━━━ Provided records

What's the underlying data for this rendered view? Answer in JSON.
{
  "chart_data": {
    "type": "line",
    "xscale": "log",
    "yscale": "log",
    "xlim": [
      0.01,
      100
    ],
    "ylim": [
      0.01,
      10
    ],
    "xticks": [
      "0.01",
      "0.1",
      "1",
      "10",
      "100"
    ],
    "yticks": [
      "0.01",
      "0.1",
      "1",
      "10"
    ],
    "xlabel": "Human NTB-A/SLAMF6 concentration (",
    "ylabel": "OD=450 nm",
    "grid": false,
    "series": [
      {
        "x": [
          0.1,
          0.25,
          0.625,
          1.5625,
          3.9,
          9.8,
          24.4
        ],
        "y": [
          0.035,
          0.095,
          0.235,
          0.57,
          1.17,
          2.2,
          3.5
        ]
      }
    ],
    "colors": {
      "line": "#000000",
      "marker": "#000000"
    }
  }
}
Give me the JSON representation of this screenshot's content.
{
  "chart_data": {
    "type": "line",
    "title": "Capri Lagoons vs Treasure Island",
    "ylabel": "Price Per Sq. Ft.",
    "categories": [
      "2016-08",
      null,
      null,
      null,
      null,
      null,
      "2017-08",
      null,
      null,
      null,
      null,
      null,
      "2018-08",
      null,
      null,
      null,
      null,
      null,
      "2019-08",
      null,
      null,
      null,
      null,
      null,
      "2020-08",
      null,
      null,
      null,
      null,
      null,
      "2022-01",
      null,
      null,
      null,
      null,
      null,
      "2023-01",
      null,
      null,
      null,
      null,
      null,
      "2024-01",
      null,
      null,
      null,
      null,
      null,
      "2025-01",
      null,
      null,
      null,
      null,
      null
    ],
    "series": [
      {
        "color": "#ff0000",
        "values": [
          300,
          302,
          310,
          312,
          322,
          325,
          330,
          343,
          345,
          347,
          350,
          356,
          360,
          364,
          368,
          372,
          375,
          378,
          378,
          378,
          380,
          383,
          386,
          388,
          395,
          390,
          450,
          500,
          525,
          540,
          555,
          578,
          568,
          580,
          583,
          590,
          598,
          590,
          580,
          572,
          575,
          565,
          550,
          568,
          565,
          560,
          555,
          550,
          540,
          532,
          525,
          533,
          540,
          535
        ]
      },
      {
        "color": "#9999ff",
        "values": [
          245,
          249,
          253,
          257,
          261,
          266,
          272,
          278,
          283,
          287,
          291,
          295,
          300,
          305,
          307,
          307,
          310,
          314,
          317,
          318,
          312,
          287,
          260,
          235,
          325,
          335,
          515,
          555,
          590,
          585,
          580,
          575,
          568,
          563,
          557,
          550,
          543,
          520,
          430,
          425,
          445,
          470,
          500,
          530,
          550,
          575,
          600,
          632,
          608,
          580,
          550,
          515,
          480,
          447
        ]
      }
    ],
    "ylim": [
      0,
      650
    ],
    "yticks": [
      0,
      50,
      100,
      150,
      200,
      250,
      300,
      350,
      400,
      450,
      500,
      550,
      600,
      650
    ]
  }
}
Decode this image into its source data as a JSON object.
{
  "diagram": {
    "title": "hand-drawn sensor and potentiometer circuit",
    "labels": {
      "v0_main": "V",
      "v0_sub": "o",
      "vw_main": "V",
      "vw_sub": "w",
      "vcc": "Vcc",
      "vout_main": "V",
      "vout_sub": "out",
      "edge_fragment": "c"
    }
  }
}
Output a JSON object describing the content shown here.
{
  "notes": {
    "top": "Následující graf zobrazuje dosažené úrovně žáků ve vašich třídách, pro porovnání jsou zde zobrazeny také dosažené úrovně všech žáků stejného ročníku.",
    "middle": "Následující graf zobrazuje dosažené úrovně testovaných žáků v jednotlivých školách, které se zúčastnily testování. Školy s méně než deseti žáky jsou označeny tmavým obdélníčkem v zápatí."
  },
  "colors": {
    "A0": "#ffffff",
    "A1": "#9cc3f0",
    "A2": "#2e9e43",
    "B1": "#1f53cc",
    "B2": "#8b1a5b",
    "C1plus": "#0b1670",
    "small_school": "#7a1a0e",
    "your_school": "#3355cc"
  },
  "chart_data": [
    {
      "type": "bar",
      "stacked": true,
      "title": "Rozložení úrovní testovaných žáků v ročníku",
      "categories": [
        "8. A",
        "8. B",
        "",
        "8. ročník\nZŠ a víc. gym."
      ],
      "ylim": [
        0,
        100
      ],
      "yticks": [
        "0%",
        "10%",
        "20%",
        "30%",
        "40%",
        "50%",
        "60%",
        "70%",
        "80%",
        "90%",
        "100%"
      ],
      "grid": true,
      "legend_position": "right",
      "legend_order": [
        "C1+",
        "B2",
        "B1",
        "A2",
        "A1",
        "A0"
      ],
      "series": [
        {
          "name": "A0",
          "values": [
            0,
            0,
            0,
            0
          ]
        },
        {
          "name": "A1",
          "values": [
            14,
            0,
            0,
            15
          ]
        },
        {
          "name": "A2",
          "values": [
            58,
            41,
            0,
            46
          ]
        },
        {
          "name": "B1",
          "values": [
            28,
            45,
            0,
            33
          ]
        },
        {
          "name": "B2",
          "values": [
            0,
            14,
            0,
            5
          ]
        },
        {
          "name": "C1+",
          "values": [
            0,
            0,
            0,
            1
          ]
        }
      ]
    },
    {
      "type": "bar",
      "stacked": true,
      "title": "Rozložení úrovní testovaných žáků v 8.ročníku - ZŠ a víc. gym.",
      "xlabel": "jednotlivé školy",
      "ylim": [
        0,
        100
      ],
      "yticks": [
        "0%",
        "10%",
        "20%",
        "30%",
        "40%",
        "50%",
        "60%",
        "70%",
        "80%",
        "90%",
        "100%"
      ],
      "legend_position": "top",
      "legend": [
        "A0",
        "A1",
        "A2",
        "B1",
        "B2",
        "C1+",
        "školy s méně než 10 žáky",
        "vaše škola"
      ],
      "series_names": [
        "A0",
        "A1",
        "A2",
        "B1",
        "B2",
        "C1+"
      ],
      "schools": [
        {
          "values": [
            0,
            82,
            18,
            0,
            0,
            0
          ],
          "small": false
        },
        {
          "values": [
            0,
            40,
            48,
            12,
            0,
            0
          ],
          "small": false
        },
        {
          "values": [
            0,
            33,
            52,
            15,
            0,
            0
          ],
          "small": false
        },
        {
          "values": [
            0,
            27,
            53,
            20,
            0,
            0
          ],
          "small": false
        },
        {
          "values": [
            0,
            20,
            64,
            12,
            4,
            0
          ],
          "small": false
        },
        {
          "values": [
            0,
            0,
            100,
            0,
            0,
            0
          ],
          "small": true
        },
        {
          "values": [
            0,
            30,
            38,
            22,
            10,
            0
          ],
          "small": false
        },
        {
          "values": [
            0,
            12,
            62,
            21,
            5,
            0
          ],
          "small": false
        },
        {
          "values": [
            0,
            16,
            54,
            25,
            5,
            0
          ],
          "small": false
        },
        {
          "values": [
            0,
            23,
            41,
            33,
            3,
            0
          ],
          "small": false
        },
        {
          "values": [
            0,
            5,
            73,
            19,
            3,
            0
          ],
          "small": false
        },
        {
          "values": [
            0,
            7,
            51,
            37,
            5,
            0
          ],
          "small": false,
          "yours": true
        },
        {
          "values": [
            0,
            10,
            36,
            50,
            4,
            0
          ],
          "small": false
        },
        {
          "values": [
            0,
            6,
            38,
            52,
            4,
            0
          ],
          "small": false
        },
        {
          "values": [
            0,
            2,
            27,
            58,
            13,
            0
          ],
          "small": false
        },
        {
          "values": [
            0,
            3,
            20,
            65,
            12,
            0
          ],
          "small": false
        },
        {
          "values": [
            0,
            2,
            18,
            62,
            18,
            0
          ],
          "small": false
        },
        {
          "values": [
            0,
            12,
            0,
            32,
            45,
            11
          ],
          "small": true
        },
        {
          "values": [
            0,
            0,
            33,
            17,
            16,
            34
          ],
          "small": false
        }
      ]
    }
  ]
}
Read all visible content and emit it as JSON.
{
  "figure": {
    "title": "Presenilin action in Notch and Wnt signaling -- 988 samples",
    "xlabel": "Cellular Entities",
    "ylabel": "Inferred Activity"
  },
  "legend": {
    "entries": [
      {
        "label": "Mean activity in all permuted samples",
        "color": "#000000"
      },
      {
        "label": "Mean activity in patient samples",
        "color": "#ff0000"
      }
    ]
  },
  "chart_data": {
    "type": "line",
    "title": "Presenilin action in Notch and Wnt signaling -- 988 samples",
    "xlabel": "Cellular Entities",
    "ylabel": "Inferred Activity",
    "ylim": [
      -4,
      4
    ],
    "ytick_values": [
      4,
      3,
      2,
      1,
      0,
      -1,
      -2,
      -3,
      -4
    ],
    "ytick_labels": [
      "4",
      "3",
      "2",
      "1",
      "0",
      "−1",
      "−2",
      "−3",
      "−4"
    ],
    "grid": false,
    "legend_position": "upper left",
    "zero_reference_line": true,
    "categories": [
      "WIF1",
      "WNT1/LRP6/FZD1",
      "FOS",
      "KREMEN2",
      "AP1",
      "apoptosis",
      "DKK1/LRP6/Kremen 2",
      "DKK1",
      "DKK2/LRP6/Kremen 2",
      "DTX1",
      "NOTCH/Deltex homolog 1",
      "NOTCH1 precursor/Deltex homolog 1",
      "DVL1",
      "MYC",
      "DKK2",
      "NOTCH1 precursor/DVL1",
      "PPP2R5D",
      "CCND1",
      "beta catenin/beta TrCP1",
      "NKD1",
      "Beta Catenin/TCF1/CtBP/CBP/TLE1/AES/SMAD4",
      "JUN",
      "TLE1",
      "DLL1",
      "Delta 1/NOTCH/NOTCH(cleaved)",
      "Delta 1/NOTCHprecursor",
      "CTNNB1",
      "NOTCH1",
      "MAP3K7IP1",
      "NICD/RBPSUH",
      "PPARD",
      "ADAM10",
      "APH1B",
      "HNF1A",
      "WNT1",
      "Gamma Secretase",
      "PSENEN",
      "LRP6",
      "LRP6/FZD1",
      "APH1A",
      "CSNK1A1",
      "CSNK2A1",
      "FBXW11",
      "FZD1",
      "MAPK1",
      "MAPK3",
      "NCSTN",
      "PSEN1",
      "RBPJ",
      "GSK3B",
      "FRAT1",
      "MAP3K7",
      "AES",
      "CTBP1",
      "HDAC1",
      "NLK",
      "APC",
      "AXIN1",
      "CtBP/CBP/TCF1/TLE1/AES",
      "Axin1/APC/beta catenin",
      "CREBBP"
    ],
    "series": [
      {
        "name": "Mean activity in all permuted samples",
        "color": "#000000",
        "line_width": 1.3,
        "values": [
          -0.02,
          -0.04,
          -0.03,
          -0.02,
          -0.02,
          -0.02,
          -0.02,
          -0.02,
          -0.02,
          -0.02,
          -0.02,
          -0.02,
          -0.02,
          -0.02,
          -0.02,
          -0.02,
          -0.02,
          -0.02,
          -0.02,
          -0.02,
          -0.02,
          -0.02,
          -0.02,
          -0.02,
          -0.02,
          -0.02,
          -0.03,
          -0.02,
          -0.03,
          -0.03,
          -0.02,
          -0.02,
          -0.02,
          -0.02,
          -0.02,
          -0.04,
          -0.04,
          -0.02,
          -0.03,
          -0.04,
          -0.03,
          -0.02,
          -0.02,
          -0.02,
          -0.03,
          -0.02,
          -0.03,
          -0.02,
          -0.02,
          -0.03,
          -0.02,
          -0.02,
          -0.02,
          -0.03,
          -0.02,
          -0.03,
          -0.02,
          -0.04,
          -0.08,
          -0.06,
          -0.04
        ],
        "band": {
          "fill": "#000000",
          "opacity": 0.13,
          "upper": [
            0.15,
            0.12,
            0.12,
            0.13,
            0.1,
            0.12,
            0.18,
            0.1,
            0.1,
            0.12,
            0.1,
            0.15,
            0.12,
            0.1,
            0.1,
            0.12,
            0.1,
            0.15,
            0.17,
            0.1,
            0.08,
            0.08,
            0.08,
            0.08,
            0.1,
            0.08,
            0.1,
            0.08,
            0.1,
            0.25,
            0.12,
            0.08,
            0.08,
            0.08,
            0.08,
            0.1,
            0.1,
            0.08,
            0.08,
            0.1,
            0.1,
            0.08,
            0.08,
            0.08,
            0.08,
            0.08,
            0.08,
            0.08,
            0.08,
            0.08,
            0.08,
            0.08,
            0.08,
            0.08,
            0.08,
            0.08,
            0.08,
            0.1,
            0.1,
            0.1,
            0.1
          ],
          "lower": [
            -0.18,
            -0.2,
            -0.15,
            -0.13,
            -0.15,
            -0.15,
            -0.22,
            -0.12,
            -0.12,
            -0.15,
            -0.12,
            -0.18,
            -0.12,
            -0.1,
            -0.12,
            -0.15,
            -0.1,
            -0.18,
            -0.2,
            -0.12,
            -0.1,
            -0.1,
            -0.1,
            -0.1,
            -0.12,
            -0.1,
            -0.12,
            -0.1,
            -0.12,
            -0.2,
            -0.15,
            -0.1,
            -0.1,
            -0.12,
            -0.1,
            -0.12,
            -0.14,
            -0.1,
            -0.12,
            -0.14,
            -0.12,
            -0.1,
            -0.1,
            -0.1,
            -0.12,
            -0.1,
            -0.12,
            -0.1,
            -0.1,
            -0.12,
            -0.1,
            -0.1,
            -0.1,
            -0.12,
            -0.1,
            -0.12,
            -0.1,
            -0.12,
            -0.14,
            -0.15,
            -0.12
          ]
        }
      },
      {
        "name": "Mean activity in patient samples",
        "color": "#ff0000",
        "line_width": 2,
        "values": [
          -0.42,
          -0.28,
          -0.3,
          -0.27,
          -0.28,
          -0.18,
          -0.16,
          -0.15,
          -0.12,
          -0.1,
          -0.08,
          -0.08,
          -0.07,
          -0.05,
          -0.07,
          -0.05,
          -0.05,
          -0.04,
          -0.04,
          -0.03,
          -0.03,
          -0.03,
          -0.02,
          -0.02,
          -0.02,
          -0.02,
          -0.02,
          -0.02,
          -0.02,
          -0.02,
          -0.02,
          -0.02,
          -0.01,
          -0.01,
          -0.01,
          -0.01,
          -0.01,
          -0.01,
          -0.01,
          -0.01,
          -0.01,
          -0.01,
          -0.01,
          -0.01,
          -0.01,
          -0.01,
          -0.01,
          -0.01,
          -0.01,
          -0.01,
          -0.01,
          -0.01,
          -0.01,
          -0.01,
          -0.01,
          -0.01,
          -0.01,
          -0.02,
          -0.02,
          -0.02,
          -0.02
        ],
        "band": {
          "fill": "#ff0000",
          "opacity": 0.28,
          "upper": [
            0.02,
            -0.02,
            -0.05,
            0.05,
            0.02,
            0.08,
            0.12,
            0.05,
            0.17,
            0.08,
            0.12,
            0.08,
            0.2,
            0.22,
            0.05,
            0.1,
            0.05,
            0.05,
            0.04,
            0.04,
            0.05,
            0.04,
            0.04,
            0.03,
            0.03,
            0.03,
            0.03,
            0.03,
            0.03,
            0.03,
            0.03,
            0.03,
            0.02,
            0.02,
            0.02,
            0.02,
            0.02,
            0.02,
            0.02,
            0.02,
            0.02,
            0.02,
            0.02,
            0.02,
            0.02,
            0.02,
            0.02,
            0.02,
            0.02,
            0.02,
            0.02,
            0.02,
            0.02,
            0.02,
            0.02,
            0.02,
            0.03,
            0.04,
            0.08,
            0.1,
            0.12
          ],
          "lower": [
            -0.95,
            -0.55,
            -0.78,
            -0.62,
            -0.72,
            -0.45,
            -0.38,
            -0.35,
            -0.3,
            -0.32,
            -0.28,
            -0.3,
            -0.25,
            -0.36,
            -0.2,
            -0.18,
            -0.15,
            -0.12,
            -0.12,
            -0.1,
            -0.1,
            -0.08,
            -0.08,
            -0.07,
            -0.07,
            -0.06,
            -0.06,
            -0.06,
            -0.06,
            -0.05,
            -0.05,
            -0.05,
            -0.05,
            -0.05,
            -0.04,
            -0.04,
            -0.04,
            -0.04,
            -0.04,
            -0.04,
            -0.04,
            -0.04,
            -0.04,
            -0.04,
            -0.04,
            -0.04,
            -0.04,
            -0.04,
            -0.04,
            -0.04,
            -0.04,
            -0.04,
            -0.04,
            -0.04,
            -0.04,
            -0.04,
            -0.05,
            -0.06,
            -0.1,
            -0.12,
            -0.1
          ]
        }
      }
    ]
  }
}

━━━━━━

▶ Stated problem: Look through the entries and return every line where "úrovně" appears.

▶ Result below:
    "top": "Následující graf zobrazuje dosažené úrovně žáků ve vašich třídách, pro porovnání jsou zde zobrazeny také dosažené úrovně všech žáků stejného ročníku.",
    "middle": "Následující graf zobrazuje dosažené úrovně testovaných žáků v jednotlivých školách, které se zúčastnily testování. Školy s méně než deseti žáky jsou označeny tmavým obdélníčkem v zápatí."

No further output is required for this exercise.